And you can then route between them:
Code:
% netstat -rn4 | grep em1
10.0.0.0/24        link#6             U         em1.1
10.0.1.0/24        link#9             U        em1.20
192.168.10.0/24    link#7             U        em1.10
192.168.11.0/24    link#8             U        em1.11

According to your definition I would have to have 4 physical interfaces and 4 network cables to my switch in order to route between the different VLANs?
 
Ok, one last post to close this thread. First, it work!
Secondly, I do not know how but it is most likely to to do with a bug in the Fritz.Box I am using.
I reproduce issues on virtual machines to be sure if an issue is an issue. So I did not have any luck with the vlan so I tried bridging on my VM. And after I changed the route on my router from 192.168.180.0/24 => 192.168.178.15 (my FreeBSD server) to 192.168.180.0/24 => 192.168.178.215 (my VM FreeBSD instance) it worked in bridge mode!
I changed the configuration of my VM to vlan mode and it worked as well!

▶ PROMPT A
Repeat word for word the part of the VLAN routing thread starting at "Ok, one last" and ending at "I am using.".
▶ PROMPT B
Please carry on the forum thread about routing between VLANs on FreeBSD from its last sentence.

▶ AVAILABLE DATA
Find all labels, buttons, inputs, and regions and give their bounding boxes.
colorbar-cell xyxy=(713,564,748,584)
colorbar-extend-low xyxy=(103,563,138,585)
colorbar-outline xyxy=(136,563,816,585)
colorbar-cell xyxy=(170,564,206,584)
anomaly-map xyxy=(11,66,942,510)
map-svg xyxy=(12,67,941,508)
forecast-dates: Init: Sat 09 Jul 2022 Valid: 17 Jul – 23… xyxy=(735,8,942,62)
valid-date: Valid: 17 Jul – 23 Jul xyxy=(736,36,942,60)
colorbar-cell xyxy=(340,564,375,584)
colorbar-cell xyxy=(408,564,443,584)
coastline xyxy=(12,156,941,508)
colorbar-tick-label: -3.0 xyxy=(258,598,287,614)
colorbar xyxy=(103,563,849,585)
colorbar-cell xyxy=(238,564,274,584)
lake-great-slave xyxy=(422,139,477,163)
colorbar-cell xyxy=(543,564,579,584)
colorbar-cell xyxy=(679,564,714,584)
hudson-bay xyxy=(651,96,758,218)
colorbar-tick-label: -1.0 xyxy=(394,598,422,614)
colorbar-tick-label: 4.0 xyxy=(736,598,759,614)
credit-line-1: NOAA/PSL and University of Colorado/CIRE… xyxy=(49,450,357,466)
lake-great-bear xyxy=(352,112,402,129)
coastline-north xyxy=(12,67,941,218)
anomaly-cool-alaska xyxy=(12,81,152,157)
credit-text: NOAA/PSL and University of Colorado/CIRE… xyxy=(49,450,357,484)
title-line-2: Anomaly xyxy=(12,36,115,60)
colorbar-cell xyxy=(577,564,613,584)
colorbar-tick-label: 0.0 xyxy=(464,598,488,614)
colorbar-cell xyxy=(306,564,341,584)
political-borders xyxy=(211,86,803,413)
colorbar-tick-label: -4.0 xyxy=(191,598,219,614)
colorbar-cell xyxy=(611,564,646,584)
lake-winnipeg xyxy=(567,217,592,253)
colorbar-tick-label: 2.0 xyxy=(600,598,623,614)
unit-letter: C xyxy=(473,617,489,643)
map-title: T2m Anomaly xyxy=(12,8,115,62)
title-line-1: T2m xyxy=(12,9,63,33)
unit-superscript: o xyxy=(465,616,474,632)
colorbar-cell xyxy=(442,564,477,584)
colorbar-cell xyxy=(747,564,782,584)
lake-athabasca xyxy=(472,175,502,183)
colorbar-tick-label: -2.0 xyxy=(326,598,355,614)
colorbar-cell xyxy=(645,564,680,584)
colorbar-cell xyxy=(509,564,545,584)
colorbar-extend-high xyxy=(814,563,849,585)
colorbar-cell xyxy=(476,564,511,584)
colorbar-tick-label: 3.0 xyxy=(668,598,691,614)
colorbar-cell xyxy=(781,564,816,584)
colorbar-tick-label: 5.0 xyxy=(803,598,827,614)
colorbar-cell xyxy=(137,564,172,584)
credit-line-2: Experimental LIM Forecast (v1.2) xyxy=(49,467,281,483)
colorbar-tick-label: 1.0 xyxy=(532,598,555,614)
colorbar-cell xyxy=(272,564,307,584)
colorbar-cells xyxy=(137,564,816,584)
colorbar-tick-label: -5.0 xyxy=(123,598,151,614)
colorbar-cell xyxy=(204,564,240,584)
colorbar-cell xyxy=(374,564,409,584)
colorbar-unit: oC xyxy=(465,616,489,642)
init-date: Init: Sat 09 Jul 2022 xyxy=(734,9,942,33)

▶ TASK RESULT A
Ok, one last post to close this thread. First, it work!
Secondly, I do not know how but it is most likely to to do with a bug in the Fritz.Box I am using.

▶ TASK RESULT B
I change the configuration on the Fritz.Box router back to 192.168.180.0/24 => 192.168.178.15 which is a single digit change and now it worked on my FreeBSD server as well! Maddening, really, infuriating!!
 
Not really clear why this VLAN effort is necessary. I'm using source-based routing for my jails (and everything else) so they can use different uplinks (defaultroutes). And thinking IoT, it might be difficult to install the proper VLAN on a fridge or motor-driven curtain. But alright then, the VLAN might be more secure...
 
Not really clear why this VLAN effort is necessary. I'm using source-based routing for my jails (and everything else) so they can use different uplinks (defaultroutes). And thinking IoT, it might be difficult to install the proper VLAN on a fridge or motor-driven curtain. But alright then, the VLAN might be more secure...

You don't need to have vlan-capable devices to use vlans.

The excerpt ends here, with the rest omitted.